[What is asked]:
Which lines hold the word "high"? Copy each of them.

[Supplied entries]:

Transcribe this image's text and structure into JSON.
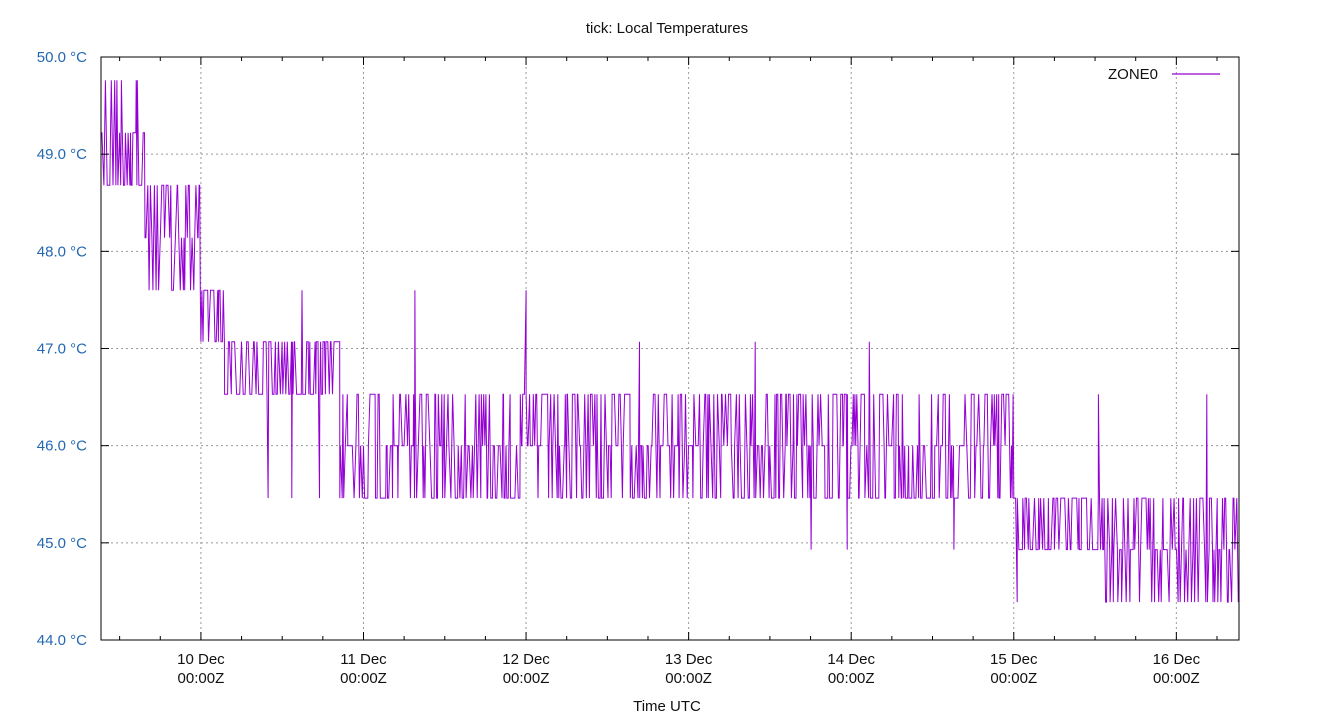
{
  "chart_data": {
    "type": "line",
    "title": "tick: Local Temperatures",
    "xlabel": "Time UTC",
    "ylabel": "",
    "xlim": [
      "9 Dec 09:15",
      "16 Dec 09:15"
    ],
    "ylim": [
      44.0,
      50.0
    ],
    "grid": true,
    "legend_placement": "top-right",
    "y_ticks": [
      "44.0 °C",
      "45.0 °C",
      "46.0 °C",
      "47.0 °C",
      "48.0 °C",
      "49.0 °C",
      "50.0 °C"
    ],
    "y_tick_values": [
      44,
      45,
      46,
      47,
      48,
      49,
      50
    ],
    "x_ticks": [
      {
        "date": "10 Dec",
        "time": "00:00Z"
      },
      {
        "date": "11 Dec",
        "time": "00:00Z"
      },
      {
        "date": "12 Dec",
        "time": "00:00Z"
      },
      {
        "date": "13 Dec",
        "time": "00:00Z"
      },
      {
        "date": "14 Dec",
        "time": "00:00Z"
      },
      {
        "date": "15 Dec",
        "time": "00:00Z"
      },
      {
        "date": "16 Dec",
        "time": "00:00Z"
      }
    ],
    "levels": [
      49.76,
      49.22,
      48.68,
      48.14,
      47.6,
      47.07,
      46.53,
      46.0,
      45.46,
      44.93,
      44.39
    ],
    "series": [
      {
        "name": "ZONE0",
        "color": "#9400d3",
        "bands": [
          {
            "from": "9 Dec 09:15",
            "to": "9 Dec 15:00",
            "low": 48.68,
            "high": 49.76
          },
          {
            "from": "9 Dec 15:00",
            "to": "9 Dec 15:45",
            "low": 48.68,
            "high": 49.22
          },
          {
            "from": "9 Dec 15:45",
            "to": "10 Dec 00:00",
            "low": 47.6,
            "high": 48.68
          },
          {
            "from": "10 Dec 00:00",
            "to": "10 Dec 03:30",
            "low": 47.07,
            "high": 47.6
          },
          {
            "from": "10 Dec 03:30",
            "to": "10 Dec 20:30",
            "low": 46.53,
            "high": 47.07
          },
          {
            "from": "10 Dec 20:30",
            "to": "13 Dec 13:25",
            "low": 45.46,
            "high": 46.53
          },
          {
            "from": "13 Dec 13:25",
            "to": "15 Dec 00:00",
            "low": 45.46,
            "high": 46.53
          },
          {
            "from": "15 Dec 00:00",
            "to": "15 Dec 13:20",
            "low": 44.93,
            "high": 45.46
          },
          {
            "from": "15 Dec 13:20",
            "to": "16 Dec 09:15",
            "low": 44.39,
            "high": 45.46
          }
        ],
        "spikes": [
          {
            "time": "10 Dec 09:55",
            "value": 45.46
          },
          {
            "time": "10 Dec 13:25",
            "value": 45.46
          },
          {
            "time": "10 Dec 14:55",
            "value": 47.6
          },
          {
            "time": "10 Dec 17:30",
            "value": 45.46
          },
          {
            "time": "11 Dec 07:35",
            "value": 47.6
          },
          {
            "time": "12 Dec 00:00",
            "value": 47.6
          },
          {
            "time": "12 Dec 16:45",
            "value": 47.07
          },
          {
            "time": "13 Dec 09:50",
            "value": 47.07
          },
          {
            "time": "13 Dec 18:05",
            "value": 44.93
          },
          {
            "time": "13 Dec 23:25",
            "value": 44.93
          },
          {
            "time": "14 Dec 02:40",
            "value": 47.07
          },
          {
            "time": "14 Dec 15:10",
            "value": 44.93
          },
          {
            "time": "15 Dec 00:30",
            "value": 44.39
          },
          {
            "time": "15 Dec 12:30",
            "value": 46.53
          },
          {
            "time": "16 Dec 04:30",
            "value": 46.53
          }
        ]
      }
    ]
  }
}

[Solution to the exercise]:
            "high": 49.76
            "high": 49.22
            "high": 48.68
            "high": 47.6
            "high": 47.07
            "high": 46.53
            "high": 46.53
            "high": 45.46
            "high": 45.46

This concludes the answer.